-- WORK TO COMPLETE --
Please retype the records below exactly, leaving out any pictures.

Items from a dataset:
________________________________________

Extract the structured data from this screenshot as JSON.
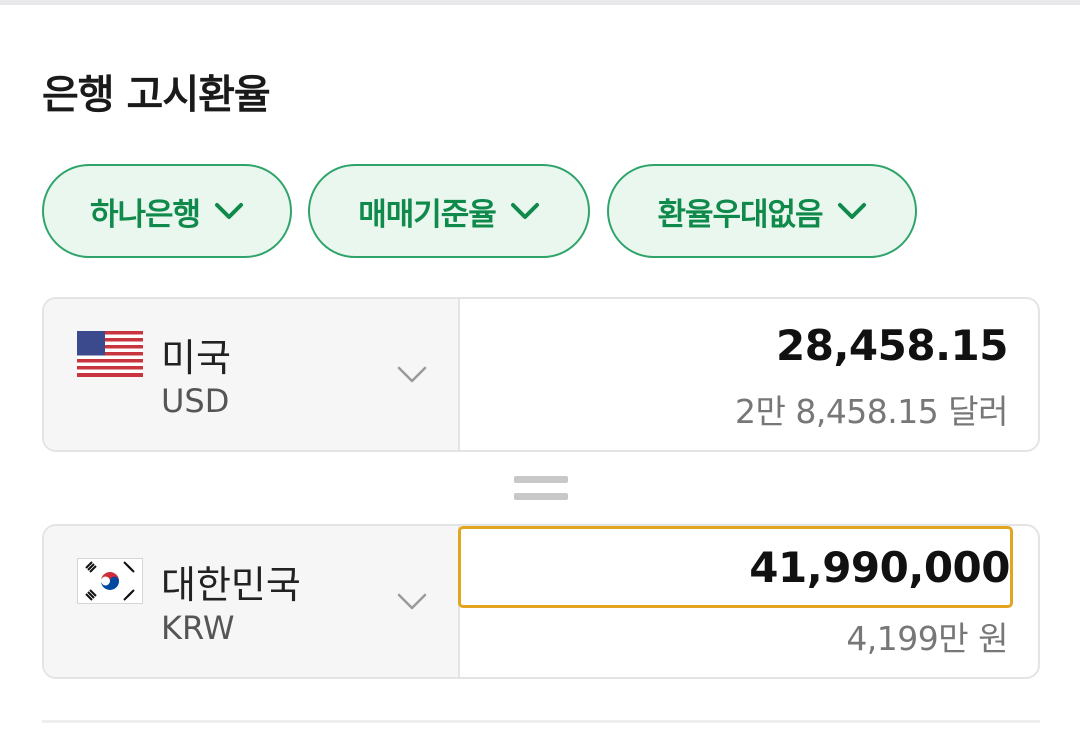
{
  "title": "은행 고시환율",
  "filters": [
    {
      "label": "하나은행"
    },
    {
      "label": "매매기준율"
    },
    {
      "label": "환율우대없음"
    }
  ],
  "from": {
    "country": "미국",
    "code": "USD",
    "amount": "28,458.15",
    "amount_text": "2만 8,458.15 달러",
    "flag_icon": "us-flag-icon"
  },
  "to": {
    "country": "대한민국",
    "code": "KRW",
    "amount": "41,990,000",
    "amount_text": "4,199만 원",
    "flag_icon": "kr-flag-icon"
  },
  "colors": {
    "accent_green": "#0f8a4b",
    "chip_bg": "#e9f7ef",
    "focus_border": "#e3a51f"
  }
}
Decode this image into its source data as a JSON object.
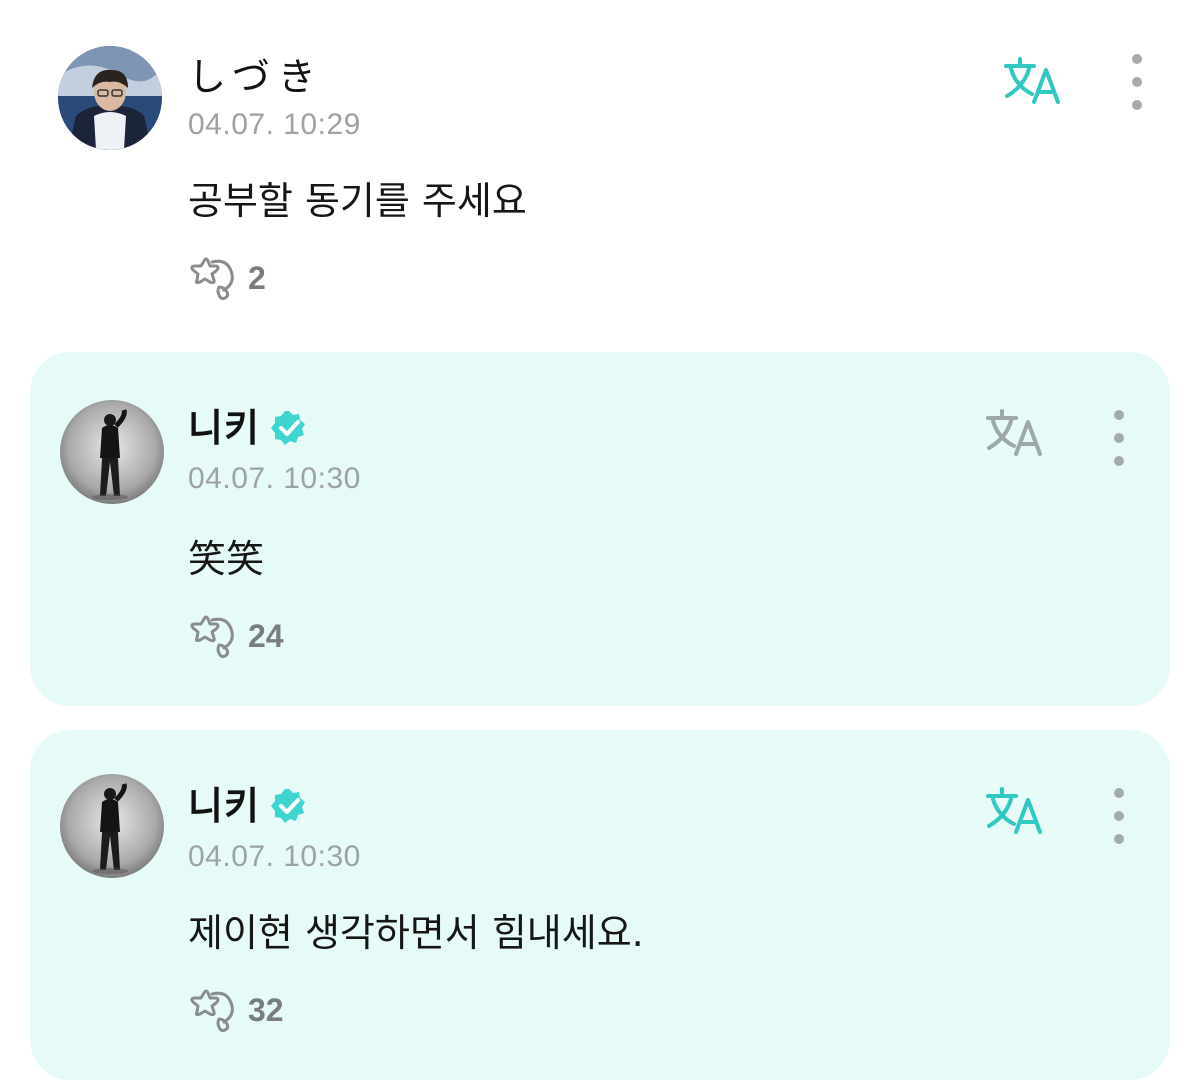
{
  "colors": {
    "accent": "#30c8c0",
    "muted_translate": "#9ca8aa",
    "highlight_background": "#e6fbf8",
    "timestamp": "#9ea1a5",
    "count": "#7a7d80",
    "verified_badge": "#3fd4cf"
  },
  "comments": [
    {
      "author": "しづき",
      "verified": false,
      "timestamp": "04.07. 10:29",
      "text": "공부할 동기를 주세요",
      "reaction_count": "2",
      "highlighted": false,
      "translate_icon": "translate-icon",
      "more_icon": "more-vertical-icon"
    },
    {
      "author": "니키",
      "verified": true,
      "timestamp": "04.07. 10:30",
      "text": "笑笑",
      "reaction_count": "24",
      "highlighted": true,
      "translate_icon": "translate-icon",
      "more_icon": "more-vertical-icon"
    },
    {
      "author": "니키",
      "verified": true,
      "timestamp": "04.07. 10:30",
      "text": "제이현 생각하면서 힘내세요.",
      "reaction_count": "32",
      "highlighted": true,
      "translate_icon": "translate-icon",
      "more_icon": "more-vertical-icon"
    }
  ]
}
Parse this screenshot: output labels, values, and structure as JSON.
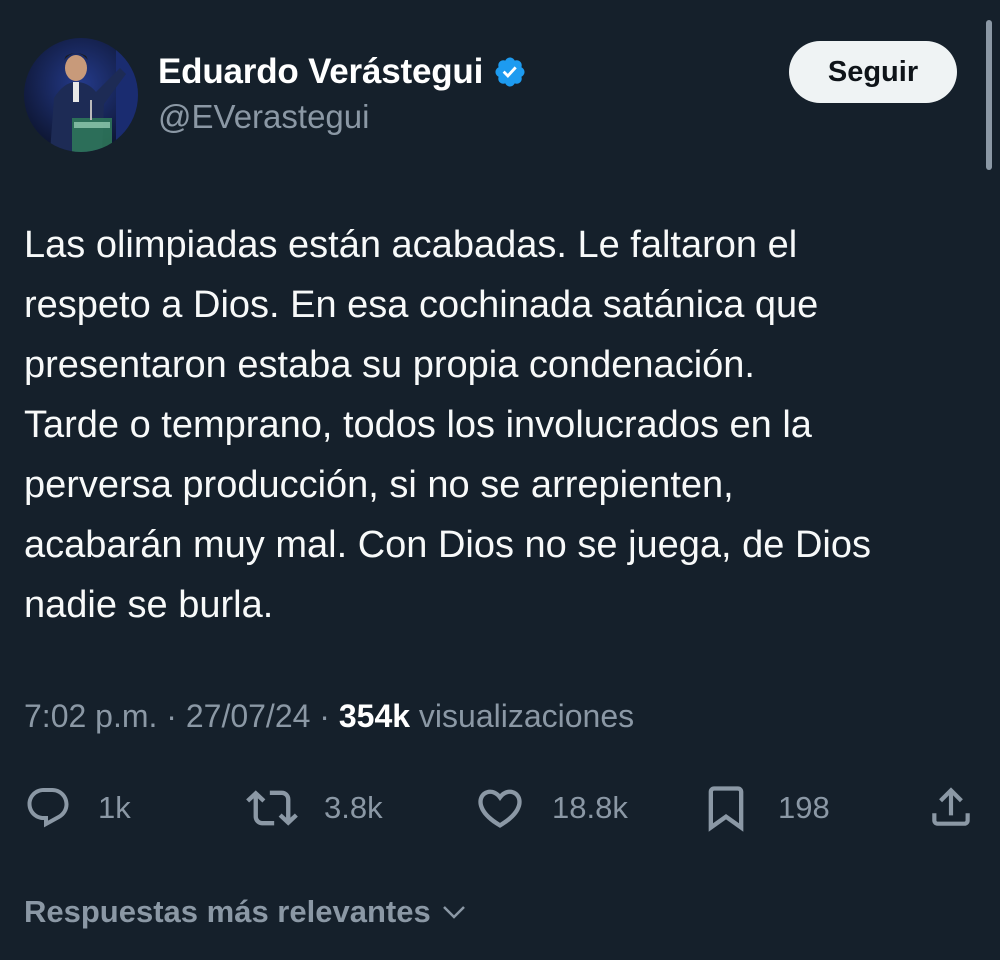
{
  "author": {
    "display_name": "Eduardo Verástegui",
    "handle": "@EVerastegui",
    "verified": true,
    "avatar": "profile-photo"
  },
  "follow_button": {
    "label": "Seguir"
  },
  "tweet": {
    "text": "Las olimpiadas están acabadas. Le faltaron el\nrespeto a Dios. En esa cochinada satánica que\npresentaron estaba su propia condenación.\nTarde o temprano, todos los involucrados en la\nperversa producción, si no se arrepienten,\nacabarán muy mal. Con Dios no se juega, de Dios\nnadie se burla."
  },
  "meta": {
    "time": "7:02 p.m.",
    "separator": "·",
    "date": "27/07/24",
    "views_count": "354k",
    "views_label": "visualizaciones"
  },
  "actions": {
    "replies": {
      "icon": "reply-icon",
      "count": "1k"
    },
    "reposts": {
      "icon": "repost-icon",
      "count": "3.8k"
    },
    "likes": {
      "icon": "like-icon",
      "count": "18.8k"
    },
    "bookmarks": {
      "icon": "bookmark-icon",
      "count": "198"
    },
    "share": {
      "icon": "share-icon"
    }
  },
  "replies_section": {
    "heading": "Respuestas más relevantes",
    "icon": "chevron-down-icon"
  },
  "colors": {
    "background": "#15202b",
    "text": "#f7f9f9",
    "secondary_text": "#8b98a5",
    "verified_blue": "#1d9bf0",
    "button_bg": "#eff3f4"
  }
}
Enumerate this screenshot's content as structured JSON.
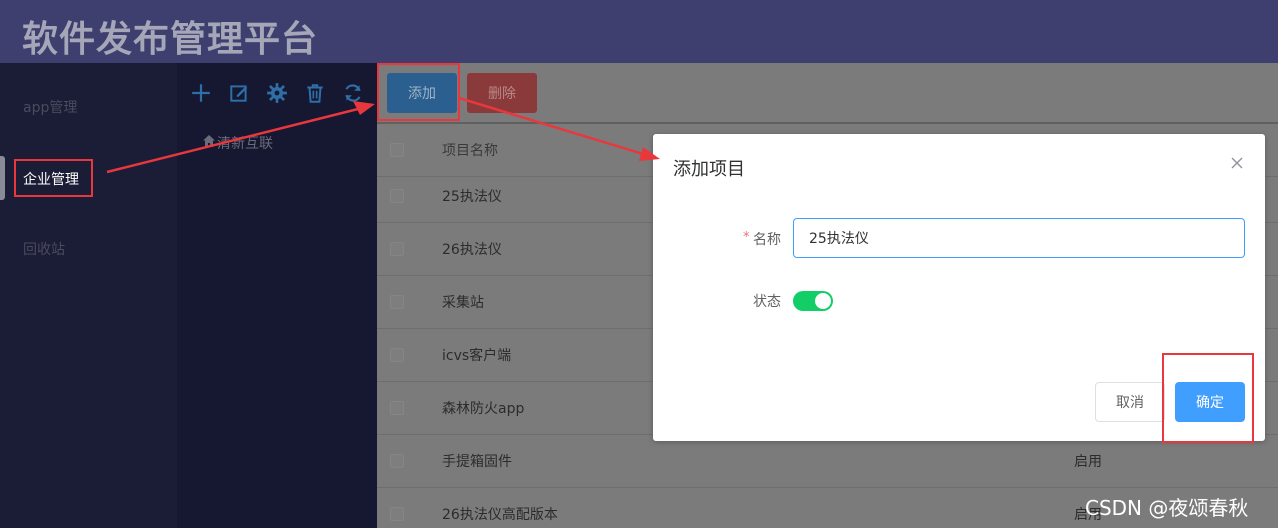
{
  "header": {
    "title": "软件发布管理平台"
  },
  "sidebar": {
    "items": [
      {
        "label": "app管理"
      },
      {
        "label": "企业管理"
      },
      {
        "label": "回收站"
      }
    ]
  },
  "tree": {
    "toolbar_icons": [
      "plus-icon",
      "edit-icon",
      "gear-icon",
      "trash-icon",
      "refresh-icon"
    ],
    "nodes": [
      {
        "label": "清新互联",
        "icon": "home-icon"
      }
    ]
  },
  "toolbar": {
    "add_label": "添加",
    "delete_label": "删除"
  },
  "table": {
    "columns": [
      "项目名称"
    ],
    "rows": [
      {
        "name": "25执法仪",
        "status": ""
      },
      {
        "name": "26执法仪",
        "status": ""
      },
      {
        "name": "采集站",
        "status": ""
      },
      {
        "name": "icvs客户端",
        "status": ""
      },
      {
        "name": "森林防火app",
        "status": ""
      },
      {
        "name": "手提箱固件",
        "status": "启用"
      },
      {
        "name": "26执法仪高配版本",
        "status": "启用"
      }
    ]
  },
  "dialog": {
    "title": "添加项目",
    "required_mark": "*",
    "name_label": "名称",
    "name_value": "25执法仪",
    "status_label": "状态",
    "status_on": true,
    "cancel_label": "取消",
    "confirm_label": "确定"
  },
  "colors": {
    "header_bg": "#3e3f6f",
    "sidebar_bg": "#1b1c35",
    "primary": "#409eff",
    "switch_on": "#13ce66",
    "annotation": "#e8373d"
  },
  "watermark": "CSDN @夜颂春秋"
}
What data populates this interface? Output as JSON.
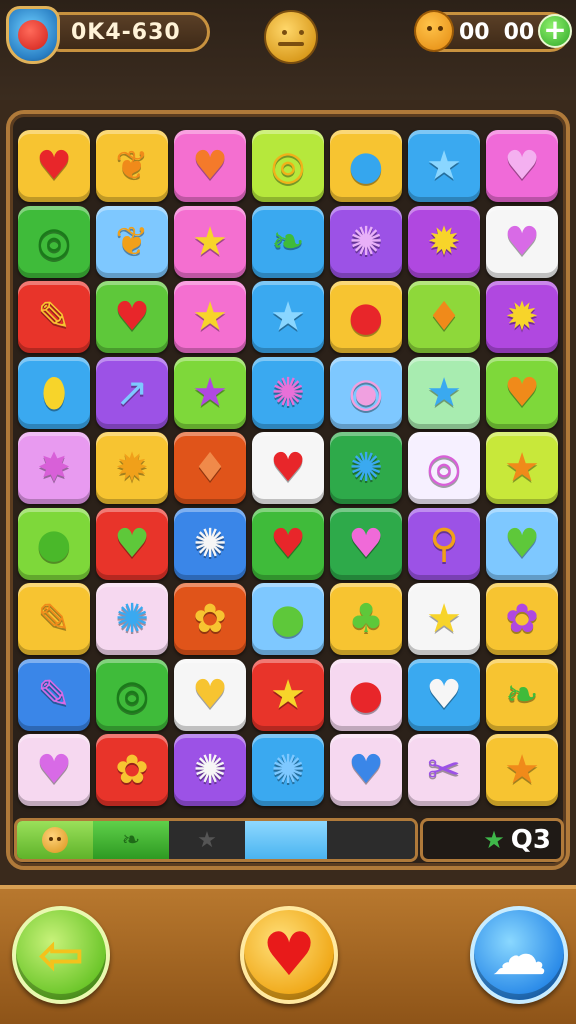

________________________________________

-- WRITTEN RESPONSE --
Extract the structured data from this screenshot as JSON.
{
  "title": "은행 고시환율",
  "filters": [
    {
      "label": "하나은행"
    },
    {
      "label": "매매기준율"
    },
    {
      "label": "환율우대없음"
    }
  ],
  "from": {
    "country": "미국",
    "code": "USD",
    "amount": "28,458.15",
    "amount_text": "2만 8,458.15 달러",
    "flag_icon": "us-flag-icon"
  },
  "to": {
    "country": "대한민국",
    "code": "KRW",
    "amount": "41,990,000",
    "amount_text": "4,199만 원",
    "flag_icon": "kr-flag-icon"
  },
  "colors": {
    "accent_green": "#0f8a4b",
    "chip_bg": "#e9f7ef",
    "focus_border": "#e3a51f"
  }
}
Decode this image into its source data as a JSON object.
{
  "colors": {
    "accent": "#30c8c0",
    "muted_translate": "#9ca8aa",
    "highlight_background": "#e6fbf8",
    "timestamp": "#9ea1a5",
    "count": "#7a7d80",
    "verified_badge": "#3fd4cf"
  },
  "comments": [
    {
      "author": "しづき",
      "verified": false,
      "timestamp": "04.07. 10:29",
      "text": "공부할 동기를 주세요",
      "reaction_count": "2",
      "highlighted": false,
      "translate_icon": "translate-icon",
      "more_icon": "more-vertical-icon"
    },
    {
      "author": "니키",
      "verified": true,
      "timestamp": "04.07. 10:30",
      "text": "笑笑",
      "reaction_count": "24",
      "highlighted": true,
      "translate_icon": "translate-icon",
      "more_icon": "more-vertical-icon"
    },
    {
      "author": "니키",
      "verified": true,
      "timestamp": "04.07. 10:30",
      "text": "제이현 생각하면서 힘내세요.",
      "reaction_count": "32",
      "highlighted": true,
      "translate_icon": "translate-icon",
      "more_icon": "more-vertical-icon"
    }
  ]
}
Parse this screenshot: output labels, values, and structure as JSON.
{
  "author": {
    "display_name": "Eduardo Verástegui",
    "handle": "@EVerastegui",
    "verified": true,
    "avatar": "profile-photo"
  },
  "follow_button": {
    "label": "Seguir"
  },
  "tweet": {
    "text": "Las olimpiadas están acabadas. Le faltaron el\nrespeto a Dios. En esa cochinada satánica que\npresentaron estaba su propia condenación.\nTarde o temprano, todos los involucrados en la\nperversa producción, si no se arrepienten,\nacabarán muy mal. Con Dios no se juega, de Dios\nnadie se burla."
  },
  "meta": {
    "time": "7:02 p.m.",
    "separator": "·",
    "date": "27/07/24",
    "views_count": "354k",
    "views_label": "visualizaciones"
  },
  "actions": {
    "replies": {
      "icon": "reply-icon",
      "count": "1k"
    },
    "reposts": {
      "icon": "repost-icon",
      "count": "3.8k"
    },
    "likes": {
      "icon": "like-icon",
      "count": "18.8k"
    },
    "bookmarks": {
      "icon": "bookmark-icon",
      "count": "198"
    },
    "share": {
      "icon": "share-icon"
    }
  },
  "replies_section": {
    "heading": "Respuestas más relevantes",
    "icon": "chevron-down-icon"
  },
  "colors": {
    "background": "#15202b",
    "text": "#f7f9f9",
    "secondary_text": "#8b98a5",
    "verified_blue": "#1d9bf0",
    "button_bg": "#eff3f4"
  }
}
Enumerate this screenshot's content as structured JSON.
{
  "header": {
    "title": "软件发布管理平台"
  },
  "sidebar": {
    "items": [
      {
        "label": "app管理"
      },
      {
        "label": "企业管理"
      },
      {
        "label": "回收站"
      }
    ]
  },
  "tree": {
    "toolbar_icons": [
      "plus-icon",
      "edit-icon",
      "gear-icon",
      "trash-icon",
      "refresh-icon"
    ],
    "nodes": [
      {
        "label": "清新互联",
        "icon": "home-icon"
      }
    ]
  },
  "toolbar": {
    "add_label": "添加",
    "delete_label": "删除"
  },
  "table": {
    "columns": [
      "项目名称"
    ],
    "rows": [
      {
        "name": "25执法仪",
        "status": ""
      },
      {
        "name": "26执法仪",
        "status": ""
      },
      {
        "name": "采集站",
        "status": ""
      },
      {
        "name": "icvs客户端",
        "status": ""
      },
      {
        "name": "森林防火app",
        "status": ""
      },
      {
        "name": "手提箱固件",
        "status": "启用"
      },
      {
        "name": "26执法仪高配版本",
        "status": "启用"
      }
    ]
  },
  "dialog": {
    "title": "添加项目",
    "required_mark": "*",
    "name_label": "名称",
    "name_value": "25执法仪",
    "status_label": "状态",
    "status_on": true,
    "cancel_label": "取消",
    "confirm_label": "确定"
  },
  "colors": {
    "header_bg": "#3e3f6f",
    "sidebar_bg": "#1b1c35",
    "primary": "#409eff",
    "switch_on": "#13ce66",
    "annotation": "#e8373d"
  },
  "watermark": "CSDN @夜颂春秋"
}
What data populates this interface? Output as JSON.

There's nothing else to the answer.